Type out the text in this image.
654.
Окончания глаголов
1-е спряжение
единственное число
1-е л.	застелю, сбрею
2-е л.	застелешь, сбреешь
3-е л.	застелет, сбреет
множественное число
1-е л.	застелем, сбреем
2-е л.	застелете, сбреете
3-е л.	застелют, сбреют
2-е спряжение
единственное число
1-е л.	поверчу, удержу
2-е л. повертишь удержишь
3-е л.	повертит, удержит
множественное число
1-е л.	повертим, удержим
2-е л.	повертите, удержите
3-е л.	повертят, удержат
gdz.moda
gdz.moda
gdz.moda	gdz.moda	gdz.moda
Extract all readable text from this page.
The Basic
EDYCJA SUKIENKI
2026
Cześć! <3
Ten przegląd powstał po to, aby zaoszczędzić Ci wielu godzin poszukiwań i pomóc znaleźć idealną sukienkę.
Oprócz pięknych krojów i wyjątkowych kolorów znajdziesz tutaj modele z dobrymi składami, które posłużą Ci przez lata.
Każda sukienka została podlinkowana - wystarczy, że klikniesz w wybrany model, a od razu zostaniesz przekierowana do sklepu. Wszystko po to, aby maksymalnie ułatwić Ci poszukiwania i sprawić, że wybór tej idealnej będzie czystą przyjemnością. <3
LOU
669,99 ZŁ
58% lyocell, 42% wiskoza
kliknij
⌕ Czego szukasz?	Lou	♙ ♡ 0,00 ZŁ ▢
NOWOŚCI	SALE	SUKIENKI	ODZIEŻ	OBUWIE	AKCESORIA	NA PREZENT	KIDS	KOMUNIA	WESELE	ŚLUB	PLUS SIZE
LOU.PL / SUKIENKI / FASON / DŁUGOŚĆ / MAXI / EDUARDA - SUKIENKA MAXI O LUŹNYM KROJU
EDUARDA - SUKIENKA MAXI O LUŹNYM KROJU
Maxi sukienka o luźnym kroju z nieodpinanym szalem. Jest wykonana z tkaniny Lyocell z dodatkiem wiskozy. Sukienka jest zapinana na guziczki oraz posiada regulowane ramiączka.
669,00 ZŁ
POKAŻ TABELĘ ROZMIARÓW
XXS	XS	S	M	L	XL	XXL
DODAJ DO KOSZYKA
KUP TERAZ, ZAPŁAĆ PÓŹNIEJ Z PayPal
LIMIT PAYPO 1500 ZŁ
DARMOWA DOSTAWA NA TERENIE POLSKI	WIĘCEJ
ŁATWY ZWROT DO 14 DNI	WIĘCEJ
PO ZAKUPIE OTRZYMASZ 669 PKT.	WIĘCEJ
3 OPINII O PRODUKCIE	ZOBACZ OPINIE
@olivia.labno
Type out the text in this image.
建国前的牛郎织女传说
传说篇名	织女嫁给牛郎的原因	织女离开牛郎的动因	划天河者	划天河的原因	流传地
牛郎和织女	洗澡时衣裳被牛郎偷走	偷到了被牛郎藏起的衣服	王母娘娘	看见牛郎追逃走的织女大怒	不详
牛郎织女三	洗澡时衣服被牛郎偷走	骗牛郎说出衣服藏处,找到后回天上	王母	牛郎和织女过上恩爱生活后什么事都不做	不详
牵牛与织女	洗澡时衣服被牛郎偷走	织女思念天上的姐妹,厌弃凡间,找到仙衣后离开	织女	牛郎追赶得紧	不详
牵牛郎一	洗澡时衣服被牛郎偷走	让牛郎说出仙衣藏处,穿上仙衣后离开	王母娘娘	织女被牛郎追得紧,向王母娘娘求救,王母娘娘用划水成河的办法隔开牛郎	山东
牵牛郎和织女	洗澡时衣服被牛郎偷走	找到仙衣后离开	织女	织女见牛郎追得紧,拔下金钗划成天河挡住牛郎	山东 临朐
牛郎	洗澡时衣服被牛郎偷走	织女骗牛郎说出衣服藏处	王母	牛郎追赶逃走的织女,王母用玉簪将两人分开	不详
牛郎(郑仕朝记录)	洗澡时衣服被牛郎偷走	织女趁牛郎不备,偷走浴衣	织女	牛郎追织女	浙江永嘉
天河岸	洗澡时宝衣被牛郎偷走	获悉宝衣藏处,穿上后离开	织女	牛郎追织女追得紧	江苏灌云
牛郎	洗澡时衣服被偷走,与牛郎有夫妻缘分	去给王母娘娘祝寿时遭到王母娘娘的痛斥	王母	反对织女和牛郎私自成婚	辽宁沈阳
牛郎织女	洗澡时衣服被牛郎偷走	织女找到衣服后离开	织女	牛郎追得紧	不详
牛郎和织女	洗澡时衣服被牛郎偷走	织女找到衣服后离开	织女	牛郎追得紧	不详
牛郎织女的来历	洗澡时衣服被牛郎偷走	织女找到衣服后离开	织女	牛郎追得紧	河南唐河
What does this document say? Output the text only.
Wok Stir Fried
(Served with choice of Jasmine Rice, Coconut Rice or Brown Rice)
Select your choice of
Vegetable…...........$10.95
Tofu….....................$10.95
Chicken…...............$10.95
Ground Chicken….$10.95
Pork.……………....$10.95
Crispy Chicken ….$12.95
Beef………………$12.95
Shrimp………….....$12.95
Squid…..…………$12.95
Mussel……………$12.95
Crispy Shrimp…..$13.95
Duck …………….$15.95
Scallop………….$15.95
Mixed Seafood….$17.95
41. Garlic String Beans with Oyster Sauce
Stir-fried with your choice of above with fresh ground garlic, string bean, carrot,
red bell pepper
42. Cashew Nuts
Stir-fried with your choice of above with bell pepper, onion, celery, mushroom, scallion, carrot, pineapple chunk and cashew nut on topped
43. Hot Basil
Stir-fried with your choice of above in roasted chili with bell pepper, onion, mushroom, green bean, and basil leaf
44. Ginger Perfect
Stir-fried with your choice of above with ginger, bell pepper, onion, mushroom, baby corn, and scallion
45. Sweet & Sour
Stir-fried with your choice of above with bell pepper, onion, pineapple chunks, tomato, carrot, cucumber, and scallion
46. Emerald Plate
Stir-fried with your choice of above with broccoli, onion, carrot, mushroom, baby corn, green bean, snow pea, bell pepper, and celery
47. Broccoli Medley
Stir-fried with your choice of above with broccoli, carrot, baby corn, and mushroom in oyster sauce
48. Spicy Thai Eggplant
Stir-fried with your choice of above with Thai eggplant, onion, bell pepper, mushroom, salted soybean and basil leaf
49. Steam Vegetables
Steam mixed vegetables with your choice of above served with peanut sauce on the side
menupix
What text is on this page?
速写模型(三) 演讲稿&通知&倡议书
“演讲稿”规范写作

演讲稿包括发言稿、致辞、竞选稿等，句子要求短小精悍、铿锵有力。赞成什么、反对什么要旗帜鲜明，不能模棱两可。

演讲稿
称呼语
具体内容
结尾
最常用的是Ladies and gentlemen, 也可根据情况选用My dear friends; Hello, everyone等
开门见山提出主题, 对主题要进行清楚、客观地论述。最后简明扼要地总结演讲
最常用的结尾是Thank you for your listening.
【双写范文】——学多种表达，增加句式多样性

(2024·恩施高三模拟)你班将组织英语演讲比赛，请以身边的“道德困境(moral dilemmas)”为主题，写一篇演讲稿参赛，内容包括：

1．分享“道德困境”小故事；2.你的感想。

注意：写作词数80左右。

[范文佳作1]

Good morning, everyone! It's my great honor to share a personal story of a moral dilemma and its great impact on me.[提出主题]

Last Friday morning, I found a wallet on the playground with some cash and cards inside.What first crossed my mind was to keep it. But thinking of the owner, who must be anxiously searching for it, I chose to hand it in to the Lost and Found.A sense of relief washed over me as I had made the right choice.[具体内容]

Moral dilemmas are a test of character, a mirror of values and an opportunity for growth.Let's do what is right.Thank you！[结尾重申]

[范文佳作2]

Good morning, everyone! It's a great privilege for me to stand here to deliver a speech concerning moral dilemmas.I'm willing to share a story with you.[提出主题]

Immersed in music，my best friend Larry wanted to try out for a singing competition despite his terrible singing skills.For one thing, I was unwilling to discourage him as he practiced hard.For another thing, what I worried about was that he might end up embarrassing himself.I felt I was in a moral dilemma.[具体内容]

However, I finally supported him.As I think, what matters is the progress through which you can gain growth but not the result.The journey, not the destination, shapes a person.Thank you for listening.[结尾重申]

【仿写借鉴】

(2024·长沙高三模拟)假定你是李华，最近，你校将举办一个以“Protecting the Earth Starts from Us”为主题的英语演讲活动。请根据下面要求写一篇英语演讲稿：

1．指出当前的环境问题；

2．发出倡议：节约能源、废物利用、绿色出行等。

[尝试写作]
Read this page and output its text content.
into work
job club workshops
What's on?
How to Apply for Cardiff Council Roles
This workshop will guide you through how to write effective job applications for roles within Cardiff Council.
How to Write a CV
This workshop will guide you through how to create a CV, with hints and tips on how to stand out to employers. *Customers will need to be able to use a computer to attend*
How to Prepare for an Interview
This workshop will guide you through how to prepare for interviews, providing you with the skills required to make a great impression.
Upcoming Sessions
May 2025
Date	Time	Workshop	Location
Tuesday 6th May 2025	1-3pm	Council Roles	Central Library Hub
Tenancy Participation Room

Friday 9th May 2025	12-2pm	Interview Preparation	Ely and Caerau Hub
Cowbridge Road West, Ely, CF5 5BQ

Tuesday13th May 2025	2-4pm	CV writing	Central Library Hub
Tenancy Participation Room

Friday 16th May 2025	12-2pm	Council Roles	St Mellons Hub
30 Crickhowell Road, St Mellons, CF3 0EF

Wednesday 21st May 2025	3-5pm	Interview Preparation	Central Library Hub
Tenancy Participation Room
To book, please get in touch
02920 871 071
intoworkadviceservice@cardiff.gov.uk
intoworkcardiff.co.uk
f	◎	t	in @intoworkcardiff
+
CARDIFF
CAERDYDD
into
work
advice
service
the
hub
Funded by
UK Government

::::::::::

_STATED EXERCISE_:
Which lines hold the word "道德困境"? Copy every one of them.

_RESPONSE TO THIS EXERCISE_:
(2024·恩施高三模拟)你班将组织英语演讲比赛，请以身边的“道德困境(moral dilemmas)”为主题，写一篇演讲稿参赛，内容包括：
1．分享“道德困境”小故事；2.你的感想。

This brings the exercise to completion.